[Figure contents as structured data]
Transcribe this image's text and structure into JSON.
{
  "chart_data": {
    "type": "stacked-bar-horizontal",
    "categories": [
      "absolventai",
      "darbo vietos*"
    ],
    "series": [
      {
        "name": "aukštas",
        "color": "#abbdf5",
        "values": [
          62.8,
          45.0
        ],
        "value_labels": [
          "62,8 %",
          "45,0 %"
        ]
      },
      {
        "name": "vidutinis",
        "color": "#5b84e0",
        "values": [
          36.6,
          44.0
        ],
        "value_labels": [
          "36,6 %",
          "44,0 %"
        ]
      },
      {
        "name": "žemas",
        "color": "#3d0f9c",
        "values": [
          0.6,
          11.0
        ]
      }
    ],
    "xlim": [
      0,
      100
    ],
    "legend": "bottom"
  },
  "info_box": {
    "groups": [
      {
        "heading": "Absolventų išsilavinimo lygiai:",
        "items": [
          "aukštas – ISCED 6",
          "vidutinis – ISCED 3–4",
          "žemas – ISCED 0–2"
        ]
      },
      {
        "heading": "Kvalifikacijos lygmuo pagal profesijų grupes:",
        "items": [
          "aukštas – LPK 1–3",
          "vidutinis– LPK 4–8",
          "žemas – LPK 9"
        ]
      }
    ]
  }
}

• [Problem]: Reproduce the material above, every line of it, exactly.

• [Exercise output]:
Transcribe this image's text and structure into JSON.
{
  "chart_data": {
    "type": "stacked-bar-horizontal",
    "categories": [
      "absolventai",
      "darbo vietos*"
    ],
    "series": [
      {
        "name": "aukštas",
        "color": "#abbdf5",
        "values": [
          62.8,
          45.0
        ],
        "value_labels": [
          "62,8 %",
          "45,0 %"
        ]
      },
      {
        "name": "vidutinis",
        "color": "#5b84e0",
        "values": [
          36.6,
          44.0
        ],
        "value_labels": [
          "36,6 %",
          "44,0 %"
        ]
      },
      {
        "name": "žemas",
        "color": "#3d0f9c",
        "values": [
          0.6,
          11.0
        ]
      }
    ],
    "xlim": [
      0,
      100
    ],
    "legend": "bottom"
  },
  "info_box": {
    "groups": [
      {
        "heading": "Absolventų išsilavinimo lygiai:",
        "items": [
          "aukštas – ISCED 6",
          "vidutinis – ISCED 3–4",
          "žemas – ISCED 0–2"
        ]
      },
      {
        "heading": "Kvalifikacijos lygmuo pagal profesijų grupes:",
        "items": [
          "aukštas – LPK 1–3",
          "vidutinis– LPK 4–8",
          "žemas – LPK 9"
        ]
      }
    ]
  }
}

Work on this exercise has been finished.